-- Start --

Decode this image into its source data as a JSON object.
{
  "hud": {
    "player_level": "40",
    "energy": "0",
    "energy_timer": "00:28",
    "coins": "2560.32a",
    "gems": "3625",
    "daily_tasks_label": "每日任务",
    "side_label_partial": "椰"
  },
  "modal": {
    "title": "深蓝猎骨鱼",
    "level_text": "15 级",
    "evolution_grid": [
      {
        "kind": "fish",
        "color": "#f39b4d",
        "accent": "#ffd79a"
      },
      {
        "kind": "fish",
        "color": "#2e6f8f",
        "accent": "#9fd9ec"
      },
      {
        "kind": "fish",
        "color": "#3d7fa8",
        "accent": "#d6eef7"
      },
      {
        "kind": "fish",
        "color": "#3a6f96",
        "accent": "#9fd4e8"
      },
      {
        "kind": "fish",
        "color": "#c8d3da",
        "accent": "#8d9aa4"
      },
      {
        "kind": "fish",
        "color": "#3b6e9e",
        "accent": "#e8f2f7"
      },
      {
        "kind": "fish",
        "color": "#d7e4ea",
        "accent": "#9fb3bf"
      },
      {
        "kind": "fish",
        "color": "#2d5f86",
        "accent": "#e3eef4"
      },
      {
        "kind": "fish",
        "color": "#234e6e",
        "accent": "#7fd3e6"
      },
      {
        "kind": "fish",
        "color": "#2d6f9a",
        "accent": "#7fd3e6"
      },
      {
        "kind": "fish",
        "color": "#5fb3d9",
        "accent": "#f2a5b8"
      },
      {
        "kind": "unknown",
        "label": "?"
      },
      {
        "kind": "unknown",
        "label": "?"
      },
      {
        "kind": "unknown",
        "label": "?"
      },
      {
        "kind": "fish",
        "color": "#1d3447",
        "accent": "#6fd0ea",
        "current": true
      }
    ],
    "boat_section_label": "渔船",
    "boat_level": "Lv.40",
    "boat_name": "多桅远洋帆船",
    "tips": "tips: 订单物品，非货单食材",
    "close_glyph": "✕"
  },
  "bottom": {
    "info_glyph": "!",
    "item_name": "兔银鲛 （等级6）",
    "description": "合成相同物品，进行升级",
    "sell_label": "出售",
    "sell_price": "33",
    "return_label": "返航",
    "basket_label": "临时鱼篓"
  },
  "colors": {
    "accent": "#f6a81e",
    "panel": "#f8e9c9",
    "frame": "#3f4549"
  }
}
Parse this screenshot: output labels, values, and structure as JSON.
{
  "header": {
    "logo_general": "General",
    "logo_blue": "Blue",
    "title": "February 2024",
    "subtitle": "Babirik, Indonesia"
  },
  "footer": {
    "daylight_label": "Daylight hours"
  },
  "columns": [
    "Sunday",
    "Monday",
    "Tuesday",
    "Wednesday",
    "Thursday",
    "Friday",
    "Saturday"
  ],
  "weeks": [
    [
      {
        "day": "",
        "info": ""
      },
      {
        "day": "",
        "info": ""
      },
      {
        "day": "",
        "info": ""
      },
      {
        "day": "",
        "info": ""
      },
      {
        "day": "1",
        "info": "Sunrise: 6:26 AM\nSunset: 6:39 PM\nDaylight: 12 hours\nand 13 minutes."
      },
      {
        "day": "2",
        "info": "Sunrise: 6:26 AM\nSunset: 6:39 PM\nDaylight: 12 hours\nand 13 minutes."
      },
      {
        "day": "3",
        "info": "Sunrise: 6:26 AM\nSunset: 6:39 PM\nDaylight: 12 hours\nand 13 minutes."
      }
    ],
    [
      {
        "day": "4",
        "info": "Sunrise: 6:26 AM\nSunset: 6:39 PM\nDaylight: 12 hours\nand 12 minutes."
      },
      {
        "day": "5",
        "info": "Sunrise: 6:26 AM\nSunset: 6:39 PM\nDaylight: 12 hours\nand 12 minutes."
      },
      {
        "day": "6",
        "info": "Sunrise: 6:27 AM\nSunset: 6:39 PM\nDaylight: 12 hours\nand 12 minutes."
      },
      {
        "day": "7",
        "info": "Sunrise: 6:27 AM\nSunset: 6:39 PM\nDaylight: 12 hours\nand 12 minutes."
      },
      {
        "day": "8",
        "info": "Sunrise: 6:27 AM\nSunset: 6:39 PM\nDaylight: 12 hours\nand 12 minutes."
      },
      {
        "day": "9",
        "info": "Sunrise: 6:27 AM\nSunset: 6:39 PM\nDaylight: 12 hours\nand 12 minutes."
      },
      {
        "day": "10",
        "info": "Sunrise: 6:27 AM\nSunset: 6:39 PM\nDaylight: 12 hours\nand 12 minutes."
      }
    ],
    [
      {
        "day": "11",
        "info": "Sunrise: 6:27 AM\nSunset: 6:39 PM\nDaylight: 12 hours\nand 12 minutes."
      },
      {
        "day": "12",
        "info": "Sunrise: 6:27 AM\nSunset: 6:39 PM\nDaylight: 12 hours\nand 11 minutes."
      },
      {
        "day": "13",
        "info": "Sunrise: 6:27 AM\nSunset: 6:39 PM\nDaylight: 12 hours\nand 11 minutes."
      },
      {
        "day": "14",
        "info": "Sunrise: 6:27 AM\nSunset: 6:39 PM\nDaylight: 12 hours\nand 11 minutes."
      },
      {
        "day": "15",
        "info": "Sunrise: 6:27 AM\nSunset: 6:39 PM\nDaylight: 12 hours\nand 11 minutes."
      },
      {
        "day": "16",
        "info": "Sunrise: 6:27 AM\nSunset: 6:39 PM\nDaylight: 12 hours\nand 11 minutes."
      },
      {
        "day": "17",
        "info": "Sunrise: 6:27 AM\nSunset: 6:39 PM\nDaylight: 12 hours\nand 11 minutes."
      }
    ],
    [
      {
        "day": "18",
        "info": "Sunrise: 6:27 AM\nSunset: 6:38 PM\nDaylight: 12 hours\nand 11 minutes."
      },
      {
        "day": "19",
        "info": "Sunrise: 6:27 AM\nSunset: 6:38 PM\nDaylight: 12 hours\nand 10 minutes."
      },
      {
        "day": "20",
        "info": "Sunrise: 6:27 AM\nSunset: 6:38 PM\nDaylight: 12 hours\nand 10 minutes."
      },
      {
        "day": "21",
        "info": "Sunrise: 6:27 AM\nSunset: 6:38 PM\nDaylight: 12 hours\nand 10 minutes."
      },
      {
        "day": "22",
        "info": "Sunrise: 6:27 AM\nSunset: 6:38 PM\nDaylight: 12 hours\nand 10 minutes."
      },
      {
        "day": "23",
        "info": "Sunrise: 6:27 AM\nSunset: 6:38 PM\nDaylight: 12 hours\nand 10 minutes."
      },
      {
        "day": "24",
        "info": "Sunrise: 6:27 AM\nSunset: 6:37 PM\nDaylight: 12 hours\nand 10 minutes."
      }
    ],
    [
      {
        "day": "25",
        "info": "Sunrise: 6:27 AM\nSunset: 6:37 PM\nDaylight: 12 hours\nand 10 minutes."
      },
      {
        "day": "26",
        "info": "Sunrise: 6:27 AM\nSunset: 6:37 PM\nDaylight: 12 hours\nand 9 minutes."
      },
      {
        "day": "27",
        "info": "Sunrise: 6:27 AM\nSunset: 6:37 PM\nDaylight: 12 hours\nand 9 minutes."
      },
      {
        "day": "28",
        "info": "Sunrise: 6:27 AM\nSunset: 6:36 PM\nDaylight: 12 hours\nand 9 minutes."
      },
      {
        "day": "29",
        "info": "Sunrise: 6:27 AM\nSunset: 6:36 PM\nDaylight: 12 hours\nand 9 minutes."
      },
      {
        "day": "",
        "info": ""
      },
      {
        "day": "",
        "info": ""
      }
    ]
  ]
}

-- End --

- _PROBLEM REQUIREMENTS_:
Repeat the listing above without any change.

- _COMPLETED EXERCISE_:
Decode this image into its source data as a JSON object.
{
  "hud": {
    "player_level": "40",
    "energy": "0",
    "energy_timer": "00:28",
    "coins": "2560.32a",
    "gems": "3625",
    "daily_tasks_label": "每日任务",
    "side_label_partial": "椰"
  },
  "modal": {
    "title": "深蓝猎骨鱼",
    "level_text": "15 级",
    "evolution_grid": [
      {
        "kind": "fish",
        "color": "#f39b4d",
        "accent": "#ffd79a"
      },
      {
        "kind": "fish",
        "color": "#2e6f8f",
        "accent": "#9fd9ec"
      },
      {
        "kind": "fish",
        "color": "#3d7fa8",
        "accent": "#d6eef7"
      },
      {
        "kind": "fish",
        "color": "#3a6f96",
        "accent": "#9fd4e8"
      },
      {
        "kind": "fish",
        "color": "#c8d3da",
        "accent": "#8d9aa4"
      },
      {
        "kind": "fish",
        "color": "#3b6e9e",
        "accent": "#e8f2f7"
      },
      {
        "kind": "fish",
        "color": "#d7e4ea",
        "accent": "#9fb3bf"
      },
      {
        "kind": "fish",
        "color": "#2d5f86",
        "accent": "#e3eef4"
      },
      {
        "kind": "fish",
        "color": "#234e6e",
        "accent": "#7fd3e6"
      },
      {
        "kind": "fish",
        "color": "#2d6f9a",
        "accent": "#7fd3e6"
      },
      {
        "kind": "fish",
        "color": "#5fb3d9",
        "accent": "#f2a5b8"
      },
      {
        "kind": "unknown",
        "label": "?"
      },
      {
        "kind": "unknown",
        "label": "?"
      },
      {
        "kind": "unknown",
        "label": "?"
      },
      {
        "kind": "fish",
        "color": "#1d3447",
        "accent": "#6fd0ea",
        "current": true
      }
    ],
    "boat_section_label": "渔船",
    "boat_level": "Lv.40",
    "boat_name": "多桅远洋帆船",
    "tips": "tips: 订单物品，非货单食材",
    "close_glyph": "✕"
  },
  "bottom": {
    "info_glyph": "!",
    "item_name": "兔银鲛 （等级6）",
    "description": "合成相同物品，进行升级",
    "sell_label": "出售",
    "sell_price": "33",
    "return_label": "返航",
    "basket_label": "临时鱼篓"
  },
  "colors": {
    "accent": "#f6a81e",
    "panel": "#f8e9c9",
    "frame": "#3f4549"
  }
}
Parse this screenshot: output labels, values, and structure as JSON.
{
  "header": {
    "logo_general": "General",
    "logo_blue": "Blue",
    "title": "February 2024",
    "subtitle": "Babirik, Indonesia"
  },
  "footer": {
    "daylight_label": "Daylight hours"
  },
  "columns": [
    "Sunday",
    "Monday",
    "Tuesday",
    "Wednesday",
    "Thursday",
    "Friday",
    "Saturday"
  ],
  "weeks": [
    [
      {
        "day": "",
        "info": ""
      },
      {
        "day": "",
        "info": ""
      },
      {
        "day": "",
        "info": ""
      },
      {
        "day": "",
        "info": ""
      },
      {
        "day": "1",
        "info": "Sunrise: 6:26 AM\nSunset: 6:39 PM\nDaylight: 12 hours\nand 13 minutes."
      },
      {
        "day": "2",
        "info": "Sunrise: 6:26 AM\nSunset: 6:39 PM\nDaylight: 12 hours\nand 13 minutes."
      },
      {
        "day": "3",
        "info": "Sunrise: 6:26 AM\nSunset: 6:39 PM\nDaylight: 12 hours\nand 13 minutes."
      }
    ],
    [
      {
        "day": "4",
        "info": "Sunrise: 6:26 AM\nSunset: 6:39 PM\nDaylight: 12 hours\nand 12 minutes."
      },
      {
        "day": "5",
        "info": "Sunrise: 6:26 AM\nSunset: 6:39 PM\nDaylight: 12 hours\nand 12 minutes."
      },
      {
        "day": "6",
        "info": "Sunrise: 6:27 AM\nSunset: 6:39 PM\nDaylight: 12 hours\nand 12 minutes."
      },
      {
        "day": "7",
        "info": "Sunrise: 6:27 AM\nSunset: 6:39 PM\nDaylight: 12 hours\nand 12 minutes."
      },
      {
        "day": "8",
        "info": "Sunrise: 6:27 AM\nSunset: 6:39 PM\nDaylight: 12 hours\nand 12 minutes."
      },
      {
        "day": "9",
        "info": "Sunrise: 6:27 AM\nSunset: 6:39 PM\nDaylight: 12 hours\nand 12 minutes."
      },
      {
        "day": "10",
        "info": "Sunrise: 6:27 AM\nSunset: 6:39 PM\nDaylight: 12 hours\nand 12 minutes."
      }
    ],
    [
      {
        "day": "11",
        "info": "Sunrise: 6:27 AM\nSunset: 6:39 PM\nDaylight: 12 hours\nand 12 minutes."
      },
      {
        "day": "12",
        "info": "Sunrise: 6:27 AM\nSunset: 6:39 PM\nDaylight: 12 hours\nand 11 minutes."
      },
      {
        "day": "13",
        "info": "Sunrise: 6:27 AM\nSunset: 6:39 PM\nDaylight: 12 hours\nand 11 minutes."
      },
      {
        "day": "14",
        "info": "Sunrise: 6:27 AM\nSunset: 6:39 PM\nDaylight: 12 hours\nand 11 minutes."
      },
      {
        "day": "15",
        "info": "Sunrise: 6:27 AM\nSunset: 6:39 PM\nDaylight: 12 hours\nand 11 minutes."
      },
      {
        "day": "16",
        "info": "Sunrise: 6:27 AM\nSunset: 6:39 PM\nDaylight: 12 hours\nand 11 minutes."
      },
      {
        "day": "17",
        "info": "Sunrise: 6:27 AM\nSunset: 6:39 PM\nDaylight: 12 hours\nand 11 minutes."
      }
    ],
    [
      {
        "day": "18",
        "info": "Sunrise: 6:27 AM\nSunset: 6:38 PM\nDaylight: 12 hours\nand 11 minutes."
      },
      {
        "day": "19",
        "info": "Sunrise: 6:27 AM\nSunset: 6:38 PM\nDaylight: 12 hours\nand 10 minutes."
      },
      {
        "day": "20",
        "info": "Sunrise: 6:27 AM\nSunset: 6:38 PM\nDaylight: 12 hours\nand 10 minutes."
      },
      {
        "day": "21",
        "info": "Sunrise: 6:27 AM\nSunset: 6:38 PM\nDaylight: 12 hours\nand 10 minutes."
      },
      {
        "day": "22",
        "info": "Sunrise: 6:27 AM\nSunset: 6:38 PM\nDaylight: 12 hours\nand 10 minutes."
      },
      {
        "day": "23",
        "info": "Sunrise: 6:27 AM\nSunset: 6:38 PM\nDaylight: 12 hours\nand 10 minutes."
      },
      {
        "day": "24",
        "info": "Sunrise: 6:27 AM\nSunset: 6:37 PM\nDaylight: 12 hours\nand 10 minutes."
      }
    ],
    [
      {
        "day": "25",
        "info": "Sunrise: 6:27 AM\nSunset: 6:37 PM\nDaylight: 12 hours\nand 10 minutes."
      },
      {
        "day": "26",
        "info": "Sunrise: 6:27 AM\nSunset: 6:37 PM\nDaylight: 12 hours\nand 9 minutes."
      },
      {
        "day": "27",
        "info": "Sunrise: 6:27 AM\nSunset: 6:37 PM\nDaylight: 12 hours\nand 9 minutes."
      },
      {
        "day": "28",
        "info": "Sunrise: 6:27 AM\nSunset: 6:36 PM\nDaylight: 12 hours\nand 9 minutes."
      },
      {
        "day": "29",
        "info": "Sunrise: 6:27 AM\nSunset: 6:36 PM\nDaylight: 12 hours\nand 9 minutes."
      },
      {
        "day": "",
        "info": ""
      },
      {
        "day": "",
        "info": ""
      }
    ]
  ]
}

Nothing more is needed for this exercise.